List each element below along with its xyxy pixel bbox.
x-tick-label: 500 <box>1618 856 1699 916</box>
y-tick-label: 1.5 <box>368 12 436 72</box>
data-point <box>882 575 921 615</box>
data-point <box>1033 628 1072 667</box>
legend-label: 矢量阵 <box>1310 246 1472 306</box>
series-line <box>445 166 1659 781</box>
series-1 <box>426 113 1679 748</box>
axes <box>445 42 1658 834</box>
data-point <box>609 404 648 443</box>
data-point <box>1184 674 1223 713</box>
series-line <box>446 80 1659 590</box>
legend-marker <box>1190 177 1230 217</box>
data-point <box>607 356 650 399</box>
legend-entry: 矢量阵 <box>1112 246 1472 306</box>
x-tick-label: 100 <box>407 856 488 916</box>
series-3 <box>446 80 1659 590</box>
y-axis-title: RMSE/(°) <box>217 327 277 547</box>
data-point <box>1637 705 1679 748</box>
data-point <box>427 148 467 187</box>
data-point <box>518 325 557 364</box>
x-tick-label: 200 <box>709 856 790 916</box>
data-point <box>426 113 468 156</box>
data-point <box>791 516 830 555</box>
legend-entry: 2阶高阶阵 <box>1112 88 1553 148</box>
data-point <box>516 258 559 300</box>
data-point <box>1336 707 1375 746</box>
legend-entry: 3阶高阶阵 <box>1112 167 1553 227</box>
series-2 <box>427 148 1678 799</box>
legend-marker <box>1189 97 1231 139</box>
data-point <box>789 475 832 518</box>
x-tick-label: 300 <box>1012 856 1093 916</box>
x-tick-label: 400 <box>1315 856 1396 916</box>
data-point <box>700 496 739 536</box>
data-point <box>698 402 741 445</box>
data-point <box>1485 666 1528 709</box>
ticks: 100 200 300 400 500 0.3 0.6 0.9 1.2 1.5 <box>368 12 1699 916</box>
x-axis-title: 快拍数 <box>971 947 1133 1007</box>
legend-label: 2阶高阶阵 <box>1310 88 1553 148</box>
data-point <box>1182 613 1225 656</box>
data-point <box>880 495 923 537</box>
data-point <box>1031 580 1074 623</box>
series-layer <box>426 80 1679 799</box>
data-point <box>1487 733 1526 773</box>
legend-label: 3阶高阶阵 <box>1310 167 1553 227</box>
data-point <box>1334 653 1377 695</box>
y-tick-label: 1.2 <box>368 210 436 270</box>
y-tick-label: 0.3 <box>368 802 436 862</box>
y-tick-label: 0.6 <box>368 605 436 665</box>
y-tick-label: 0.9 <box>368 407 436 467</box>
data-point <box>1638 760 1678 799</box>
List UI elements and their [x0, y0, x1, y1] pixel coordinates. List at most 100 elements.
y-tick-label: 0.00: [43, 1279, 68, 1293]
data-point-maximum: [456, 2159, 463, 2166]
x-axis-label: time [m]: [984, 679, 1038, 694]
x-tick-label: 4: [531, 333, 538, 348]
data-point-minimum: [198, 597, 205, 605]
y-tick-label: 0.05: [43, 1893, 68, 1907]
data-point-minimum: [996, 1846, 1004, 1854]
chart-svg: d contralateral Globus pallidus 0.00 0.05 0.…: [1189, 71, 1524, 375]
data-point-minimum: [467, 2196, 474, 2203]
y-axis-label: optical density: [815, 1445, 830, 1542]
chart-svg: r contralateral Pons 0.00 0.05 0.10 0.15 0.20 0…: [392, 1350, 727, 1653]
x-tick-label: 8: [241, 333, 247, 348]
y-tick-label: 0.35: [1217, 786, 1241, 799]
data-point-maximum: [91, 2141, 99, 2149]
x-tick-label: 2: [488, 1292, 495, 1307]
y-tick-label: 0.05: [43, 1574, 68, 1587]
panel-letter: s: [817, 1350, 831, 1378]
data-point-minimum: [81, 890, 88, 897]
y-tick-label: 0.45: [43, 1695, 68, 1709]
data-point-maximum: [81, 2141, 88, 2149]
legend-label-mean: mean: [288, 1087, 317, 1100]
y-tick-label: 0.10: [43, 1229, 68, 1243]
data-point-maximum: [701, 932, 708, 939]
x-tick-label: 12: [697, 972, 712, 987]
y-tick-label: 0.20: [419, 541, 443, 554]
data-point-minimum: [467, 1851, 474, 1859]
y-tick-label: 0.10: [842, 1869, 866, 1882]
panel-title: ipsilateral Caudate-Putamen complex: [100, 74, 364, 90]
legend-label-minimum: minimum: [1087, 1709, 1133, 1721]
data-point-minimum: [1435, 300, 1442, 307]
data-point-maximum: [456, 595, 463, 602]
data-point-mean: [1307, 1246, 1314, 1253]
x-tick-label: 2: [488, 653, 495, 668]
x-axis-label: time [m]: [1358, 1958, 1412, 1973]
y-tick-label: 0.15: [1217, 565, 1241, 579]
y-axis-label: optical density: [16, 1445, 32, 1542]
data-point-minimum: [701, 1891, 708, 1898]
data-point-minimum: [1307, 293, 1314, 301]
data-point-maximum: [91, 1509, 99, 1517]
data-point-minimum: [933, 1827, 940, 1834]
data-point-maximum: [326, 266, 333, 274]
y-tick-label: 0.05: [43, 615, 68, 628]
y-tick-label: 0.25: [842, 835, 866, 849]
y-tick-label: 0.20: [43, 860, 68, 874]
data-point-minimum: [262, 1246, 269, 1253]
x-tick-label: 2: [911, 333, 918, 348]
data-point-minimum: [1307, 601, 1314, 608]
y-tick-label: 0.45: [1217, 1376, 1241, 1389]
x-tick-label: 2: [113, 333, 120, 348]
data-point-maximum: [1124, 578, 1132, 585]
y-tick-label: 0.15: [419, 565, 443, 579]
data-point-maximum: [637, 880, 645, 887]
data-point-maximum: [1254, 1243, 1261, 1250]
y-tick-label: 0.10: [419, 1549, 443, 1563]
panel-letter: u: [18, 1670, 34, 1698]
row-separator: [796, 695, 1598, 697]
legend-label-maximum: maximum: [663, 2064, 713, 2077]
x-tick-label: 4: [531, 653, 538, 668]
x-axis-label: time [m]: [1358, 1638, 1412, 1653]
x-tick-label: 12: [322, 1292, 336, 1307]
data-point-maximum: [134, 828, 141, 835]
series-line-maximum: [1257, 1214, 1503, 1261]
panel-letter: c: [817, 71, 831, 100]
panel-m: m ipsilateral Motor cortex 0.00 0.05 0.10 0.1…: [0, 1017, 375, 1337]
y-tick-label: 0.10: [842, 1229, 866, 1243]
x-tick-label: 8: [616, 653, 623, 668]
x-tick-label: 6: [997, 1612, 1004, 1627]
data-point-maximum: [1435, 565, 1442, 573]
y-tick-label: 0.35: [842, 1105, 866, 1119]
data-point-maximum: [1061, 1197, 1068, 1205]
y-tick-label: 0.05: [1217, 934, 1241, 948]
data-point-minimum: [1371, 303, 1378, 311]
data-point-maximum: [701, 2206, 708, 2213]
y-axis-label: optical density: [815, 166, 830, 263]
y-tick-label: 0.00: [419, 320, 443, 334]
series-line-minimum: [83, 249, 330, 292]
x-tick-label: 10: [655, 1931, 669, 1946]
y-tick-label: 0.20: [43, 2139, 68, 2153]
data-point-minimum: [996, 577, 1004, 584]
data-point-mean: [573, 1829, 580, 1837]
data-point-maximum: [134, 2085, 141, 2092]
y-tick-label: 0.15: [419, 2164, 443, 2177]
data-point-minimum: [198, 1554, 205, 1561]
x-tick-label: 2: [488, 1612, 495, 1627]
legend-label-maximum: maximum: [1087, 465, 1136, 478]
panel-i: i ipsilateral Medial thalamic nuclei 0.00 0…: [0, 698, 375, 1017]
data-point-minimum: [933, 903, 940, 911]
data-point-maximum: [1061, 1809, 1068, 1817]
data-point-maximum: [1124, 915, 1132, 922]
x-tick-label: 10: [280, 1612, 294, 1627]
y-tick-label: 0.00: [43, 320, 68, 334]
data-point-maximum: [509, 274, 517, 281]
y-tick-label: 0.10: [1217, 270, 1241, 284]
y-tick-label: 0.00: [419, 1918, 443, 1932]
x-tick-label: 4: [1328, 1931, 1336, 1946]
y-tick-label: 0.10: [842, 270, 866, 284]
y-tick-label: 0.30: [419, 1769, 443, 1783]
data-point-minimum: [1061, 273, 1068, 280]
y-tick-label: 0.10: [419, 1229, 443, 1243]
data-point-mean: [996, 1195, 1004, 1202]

■ Instructions to follow
Please copy out, word for word, every line from the start of the data up to and including the line that contains "data-point <box>1031 580 1074 623</box>".

■ Problem solution
List each element below along with its xyxy pixel bbox.
x-tick-label: 500 <box>1618 856 1699 916</box>
y-tick-label: 1.5 <box>368 12 436 72</box>
data-point <box>882 575 921 615</box>
data-point <box>1033 628 1072 667</box>
legend-label: 矢量阵 <box>1310 246 1472 306</box>
series-line <box>445 166 1659 781</box>
series-1 <box>426 113 1679 748</box>
axes <box>445 42 1658 834</box>
data-point <box>609 404 648 443</box>
data-point <box>1184 674 1223 713</box>
series-line <box>446 80 1659 590</box>
legend-marker <box>1190 177 1230 217</box>
data-point <box>607 356 650 399</box>
legend-entry: 矢量阵 <box>1112 246 1472 306</box>
x-tick-label: 100 <box>407 856 488 916</box>
series-3 <box>446 80 1659 590</box>
y-axis-title: RMSE/(°) <box>217 327 277 547</box>
data-point <box>1637 705 1679 748</box>
data-point <box>427 148 467 187</box>
data-point <box>518 325 557 364</box>
x-tick-label: 200 <box>709 856 790 916</box>
data-point <box>426 113 468 156</box>
data-point <box>791 516 830 555</box>
legend-entry: 2阶高阶阵 <box>1112 88 1553 148</box>
data-point <box>516 258 559 300</box>
data-point <box>1336 707 1375 746</box>
legend-entry: 3阶高阶阵 <box>1112 167 1553 227</box>
series-2 <box>427 148 1678 799</box>
legend-marker <box>1189 97 1231 139</box>
data-point <box>789 475 832 518</box>
x-tick-label: 300 <box>1012 856 1093 916</box>
x-tick-label: 400 <box>1315 856 1396 916</box>
data-point <box>700 496 739 536</box>
data-point <box>698 402 741 445</box>
data-point <box>1485 666 1528 709</box>
ticks: 100 200 300 400 500 0.3 0.6 0.9 1.2 1.5 <box>368 12 1699 916</box>
x-axis-title: 快拍数 <box>971 947 1133 1007</box>
legend-label: 2阶高阶阵 <box>1310 88 1553 148</box>
data-point <box>1182 613 1225 656</box>
data-point <box>880 495 923 537</box>
data-point <box>1031 580 1074 623</box>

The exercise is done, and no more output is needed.